# RAW DATA

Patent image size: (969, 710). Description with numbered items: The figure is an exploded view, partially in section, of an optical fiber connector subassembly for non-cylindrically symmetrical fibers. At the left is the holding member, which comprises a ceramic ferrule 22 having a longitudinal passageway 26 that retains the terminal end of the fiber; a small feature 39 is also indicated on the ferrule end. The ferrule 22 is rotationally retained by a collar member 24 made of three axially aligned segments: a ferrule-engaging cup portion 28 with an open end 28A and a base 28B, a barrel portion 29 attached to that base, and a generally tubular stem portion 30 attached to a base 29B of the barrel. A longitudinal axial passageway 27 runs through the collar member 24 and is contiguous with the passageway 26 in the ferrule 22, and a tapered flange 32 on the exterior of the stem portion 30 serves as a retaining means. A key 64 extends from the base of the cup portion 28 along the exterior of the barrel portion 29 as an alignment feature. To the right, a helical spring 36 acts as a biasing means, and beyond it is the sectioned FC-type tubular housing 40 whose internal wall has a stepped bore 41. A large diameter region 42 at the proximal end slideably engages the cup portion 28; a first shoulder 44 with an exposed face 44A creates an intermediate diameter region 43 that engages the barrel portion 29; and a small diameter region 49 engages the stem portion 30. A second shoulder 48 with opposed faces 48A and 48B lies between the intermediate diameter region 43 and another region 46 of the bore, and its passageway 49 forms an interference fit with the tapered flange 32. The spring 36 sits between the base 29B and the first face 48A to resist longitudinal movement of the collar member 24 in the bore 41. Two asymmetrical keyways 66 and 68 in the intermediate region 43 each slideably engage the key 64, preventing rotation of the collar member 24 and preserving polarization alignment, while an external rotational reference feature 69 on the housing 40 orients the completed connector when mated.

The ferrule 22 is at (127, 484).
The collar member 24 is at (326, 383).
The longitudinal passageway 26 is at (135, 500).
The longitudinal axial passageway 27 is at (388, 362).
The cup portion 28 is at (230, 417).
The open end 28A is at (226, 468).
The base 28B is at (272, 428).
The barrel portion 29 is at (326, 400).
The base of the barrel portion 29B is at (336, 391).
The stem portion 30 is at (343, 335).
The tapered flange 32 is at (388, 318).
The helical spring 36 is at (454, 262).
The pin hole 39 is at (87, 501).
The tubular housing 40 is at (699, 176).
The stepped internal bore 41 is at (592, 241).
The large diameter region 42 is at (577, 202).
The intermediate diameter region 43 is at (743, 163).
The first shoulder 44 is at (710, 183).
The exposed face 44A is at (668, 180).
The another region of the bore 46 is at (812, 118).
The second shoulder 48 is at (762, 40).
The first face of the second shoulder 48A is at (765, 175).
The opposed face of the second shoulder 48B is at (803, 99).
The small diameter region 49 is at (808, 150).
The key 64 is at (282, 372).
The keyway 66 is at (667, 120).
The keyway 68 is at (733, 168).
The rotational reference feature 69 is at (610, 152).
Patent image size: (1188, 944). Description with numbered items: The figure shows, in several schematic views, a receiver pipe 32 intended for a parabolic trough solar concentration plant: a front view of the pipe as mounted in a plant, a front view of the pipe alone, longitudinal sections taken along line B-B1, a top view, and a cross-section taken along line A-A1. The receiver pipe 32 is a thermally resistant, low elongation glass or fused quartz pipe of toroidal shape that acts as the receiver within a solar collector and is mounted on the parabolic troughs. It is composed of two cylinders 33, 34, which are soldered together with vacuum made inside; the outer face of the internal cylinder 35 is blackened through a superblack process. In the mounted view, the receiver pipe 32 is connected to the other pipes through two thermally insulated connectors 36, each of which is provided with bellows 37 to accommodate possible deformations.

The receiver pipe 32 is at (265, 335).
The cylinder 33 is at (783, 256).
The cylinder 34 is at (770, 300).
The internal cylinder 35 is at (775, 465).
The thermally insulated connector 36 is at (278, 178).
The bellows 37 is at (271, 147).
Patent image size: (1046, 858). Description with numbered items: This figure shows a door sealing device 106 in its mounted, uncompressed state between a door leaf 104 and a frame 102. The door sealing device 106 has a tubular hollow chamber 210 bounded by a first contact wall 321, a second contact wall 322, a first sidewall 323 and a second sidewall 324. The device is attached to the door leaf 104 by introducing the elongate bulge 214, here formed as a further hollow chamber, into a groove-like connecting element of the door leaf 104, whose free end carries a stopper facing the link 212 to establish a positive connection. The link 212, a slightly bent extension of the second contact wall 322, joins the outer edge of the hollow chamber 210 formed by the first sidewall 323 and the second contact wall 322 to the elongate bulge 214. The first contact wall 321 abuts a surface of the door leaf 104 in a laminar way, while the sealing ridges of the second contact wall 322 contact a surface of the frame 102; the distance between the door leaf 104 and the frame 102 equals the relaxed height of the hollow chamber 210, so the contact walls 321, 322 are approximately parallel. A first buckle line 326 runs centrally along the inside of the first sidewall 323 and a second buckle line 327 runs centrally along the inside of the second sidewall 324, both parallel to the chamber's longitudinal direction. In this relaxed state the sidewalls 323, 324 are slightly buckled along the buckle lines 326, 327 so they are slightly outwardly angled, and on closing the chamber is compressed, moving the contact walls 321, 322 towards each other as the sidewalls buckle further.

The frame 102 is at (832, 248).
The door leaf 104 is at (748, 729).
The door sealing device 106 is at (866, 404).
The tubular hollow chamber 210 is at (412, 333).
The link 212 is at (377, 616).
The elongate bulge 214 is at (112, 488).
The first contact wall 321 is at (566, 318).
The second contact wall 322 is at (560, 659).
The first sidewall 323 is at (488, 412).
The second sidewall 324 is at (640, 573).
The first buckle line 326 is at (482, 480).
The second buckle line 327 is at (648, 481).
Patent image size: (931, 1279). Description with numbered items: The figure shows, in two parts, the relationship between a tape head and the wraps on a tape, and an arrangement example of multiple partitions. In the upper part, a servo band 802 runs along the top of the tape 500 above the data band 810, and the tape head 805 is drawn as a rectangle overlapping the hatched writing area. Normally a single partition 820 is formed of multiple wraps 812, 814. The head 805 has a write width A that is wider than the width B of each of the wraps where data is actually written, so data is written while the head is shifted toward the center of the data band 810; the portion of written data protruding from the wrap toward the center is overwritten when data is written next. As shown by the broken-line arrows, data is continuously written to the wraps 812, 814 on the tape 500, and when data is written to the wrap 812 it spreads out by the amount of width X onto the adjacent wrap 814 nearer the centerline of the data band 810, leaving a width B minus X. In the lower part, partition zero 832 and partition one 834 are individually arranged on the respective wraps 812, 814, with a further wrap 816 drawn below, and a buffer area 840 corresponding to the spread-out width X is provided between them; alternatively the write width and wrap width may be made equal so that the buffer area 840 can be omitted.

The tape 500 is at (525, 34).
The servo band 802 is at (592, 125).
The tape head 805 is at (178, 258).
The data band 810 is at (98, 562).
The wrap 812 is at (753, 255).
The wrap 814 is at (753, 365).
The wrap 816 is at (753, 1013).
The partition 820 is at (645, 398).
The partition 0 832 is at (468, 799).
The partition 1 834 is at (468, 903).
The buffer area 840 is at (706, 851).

# EXERCISE PROMPT
Recast all of the items above as one continuous numbered list, leaving out the blank lines.

# FINAL RESULT
1. Patent image size: (969, 710). Description with numbered items: The figure is an exploded view, partially in section, of an optical fiber connector subassembly for non-cylindrically symmetrical fibers. At the left is the holding member, which comprises a ceramic ferrule 22 having a longitudinal passageway 26 that retains the terminal end of the fiber; a small feature 39 is also indicated on the ferrule end. The ferrule 22 is rotationally retained by a collar member 24 made of three axially aligned segments: a ferrule-engaging cup portion 28 with an open end 28A and a base 28B, a barrel portion 29 attached to that base, and a generally tubular stem portion 30 attached to a base 29B of the barrel. A longitudinal axial passageway 27 runs through the collar member 24 and is contiguous with the passageway 26 in the ferrule 22, and a tapered flange 32 on the exterior of the stem portion 30 serves as a retaining means. A key 64 extends from the base of the cup portion 28 along the exterior of the barrel portion 29 as an alignment feature. To the right, a helical spring 36 acts as a biasing means, and beyond it is the sectioned FC-type tubular housing 40 whose internal wall has a stepped bore 41. A large diameter region 42 at the proximal end slideably engages the cup portion 28; a first shoulder 44 with an exposed face 44A creates an intermediate diameter region 43 that engages the barrel portion 29; and a small diameter region 49 engages the stem portion 30. A second shoulder 48 with opposed faces 48A and 48B lies between the intermediate diameter region 43 and another region 46 of the bore, and its passageway 49 forms an interference fit with the tapered flange 32. The spring 36 sits between the base 29B and the first face 48A to resist longitudinal movement of the collar member 24 in the bore 41. Two asymmetrical keyways 66 and 68 in the intermediate region 43 each slideably engage the key 64, preventing rotation of the collar member 24 and preserving polarization alignment, while an external rotational reference feature 69 on the housing 40 orients the completed connector when mated.
2. The ferrule 22 is at (127, 484).
3. The collar member 24 is at (326, 383).
4. The longitudinal passageway 26 is at (135, 500).
5. The longitudinal axial passageway 27 is at (388, 362).
6. The cup portion 28 is at (230, 417).
7. The open end 28A is at (226, 468).
8. The base 28B is at (272, 428).
9. The barrel portion 29 is at (326, 400).
10. The base of the barrel portion 29B is at (336, 391).
11. The stem portion 30 is at (343, 335).
12. The tapered flange 32 is at (388, 318).
13. The helical spring 36 is at (454, 262).
14. The pin hole 39 is at (87, 501).
15. The tubular housing 40 is at (699, 176).
16. The stepped internal bore 41 is at (592, 241).
17. The large diameter region 42 is at (577, 202).
18. The intermediate diameter region 43 is at (743, 163).
19. The first shoulder 44 is at (710, 183).
20. The exposed face 44A is at (668, 180).
21. The another region of the bore 46 is at (812, 118).
22. The second shoulder 48 is at (762, 40).
23. The first face of the second shoulder 48A is at (765, 175).
24. The opposed face of the second shoulder 48B is at (803, 99).
25. The small diameter region 49 is at (808, 150).
26. The key 64 is at (282, 372).
27. The keyway 66 is at (667, 120).
28. The keyway 68 is at (733, 168).
29. The rotational reference feature 69 is at (610, 152).
30. Patent image size: (1188, 944). Description with numbered items: The figure shows, in several schematic views, a receiver pipe 32 intended for a parabolic trough solar concentration plant: a front view of the pipe as mounted in a plant, a front view of the pipe alone, longitudinal sections taken along line B-B1, a top view, and a cross-section taken along line A-A1. The receiver pipe 32 is a thermally resistant, low elongation glass or fused quartz pipe of toroidal shape that acts as the receiver within a solar collector and is mounted on the parabolic troughs. It is composed of two cylinders 33, 34, which are soldered together with vacuum made inside; the outer face of the internal cylinder 35 is blackened through a superblack process. In the mounted view, the receiver pipe 32 is connected to the other pipes through two thermally insulated connectors 36, each of which is provided with bellows 37 to accommodate possible deformations.
31. The receiver pipe 32 is at (265, 335).
32. The cylinder 33 is at (783, 256).
33. The cylinder 34 is at (770, 300).
34. The internal cylinder 35 is at (775, 465).
35. The thermally insulated connector 36 is at (278, 178).
36. The bellows 37 is at (271, 147).
37. Patent image size: (1046, 858). Description with numbered items: This figure shows a door sealing device 106 in its mounted, uncompressed state between a door leaf 104 and a frame 102. The door sealing device 106 has a tubular hollow chamber 210 bounded by a first contact wall 321, a second contact wall 322, a first sidewall 323 and a second sidewall 324. The device is attached to the door leaf 104 by introducing the elongate bulge 214, here formed as a further hollow chamber, into a groove-like connecting element of the door leaf 104, whose free end carries a stopper facing the link 212 to establish a positive connection. The link 212, a slightly bent extension of the second contact wall 322, joins the outer edge of the hollow chamber 210 formed by the first sidewall 323 and the second contact wall 322 to the elongate bulge 214. The first contact wall 321 abuts a surface of the door leaf 104 in a laminar way, while the sealing ridges of the second contact wall 322 contact a surface of the frame 102; the distance between the door leaf 104 and the frame 102 equals the relaxed height of the hollow chamber 210, so the contact walls 321, 322 are approximately parallel. A first buckle line 326 runs centrally along the inside of the first sidewall 323 and a second buckle line 327 runs centrally along the inside of the second sidewall 324, both parallel to the chamber's longitudinal direction. In this relaxed state the sidewalls 323, 324 are slightly buckled along the buckle lines 326, 327 so they are slightly outwardly angled, and on closing the chamber is compressed, moving the contact walls 321, 322 towards each other as the sidewalls buckle further.
38. The frame 102 is at (832, 248).
39. The door leaf 104 is at (748, 729).
40. The door sealing device 106 is at (866, 404).
41. The tubular hollow chamber 210 is at (412, 333).
42. The link 212 is at (377, 616).
43. The elongate bulge 214 is at (112, 488).
44. The first contact wall 321 is at (566, 318).
45. The second contact wall 322 is at (560, 659).
46. The first sidewall 323 is at (488, 412).
47. The second sidewall 324 is at (640, 573).
48. The first buckle line 326 is at (482, 480).
49. The second buckle line 327 is at (648, 481).
50. Patent image size: (931, 1279). Description with numbered items: The figure shows, in two parts, the relationship between a tape head and the wraps on a tape, and an arrangement example of multiple partitions. In the upper part, a servo band 802 runs along the top of the tape 500 above the data band 810, and the tape head 805 is drawn as a rectangle overlapping the hatched writing area. Normally a single partition 820 is formed of multiple wraps 812, 814. The head 805 has a write width A that is wider than the width B of each of the wraps where data is actually written, so data is written while the head is shifted toward the center of the data band 810; the portion of written data protruding from the wrap toward the center is overwritten when data is written next. As shown by the broken-line arrows, data is continuously written to the wraps 812, 814 on the tape 500, and when data is written to the wrap 812 it spreads out by the amount of width X onto the adjacent wrap 814 nearer the centerline of the data band 810, leaving a width B minus X. In the lower part, partition zero 832 and partition one 834 are individually arranged on the respective wraps 812, 814, with a further wrap 816 drawn below, and a buffer area 840 corresponding to the spread-out width X is provided between them; alternatively the write width and wrap width may be made equal so that the buffer area 840 can be omitted.
51. The tape 500 is at (525, 34).
52. The servo band 802 is at (592, 125).
53. The tape head 805 is at (178, 258).
54. The data band 810 is at (98, 562).
55. The wrap 812 is at (753, 255).
56. The wrap 814 is at (753, 365).
57. The wrap 816 is at (753, 1013).
58. The partition 820 is at (645, 398).
59. The partition 0 832 is at (468, 799).
60. The partition 1 834 is at (468, 903).
61. The buffer area 840 is at (706, 851).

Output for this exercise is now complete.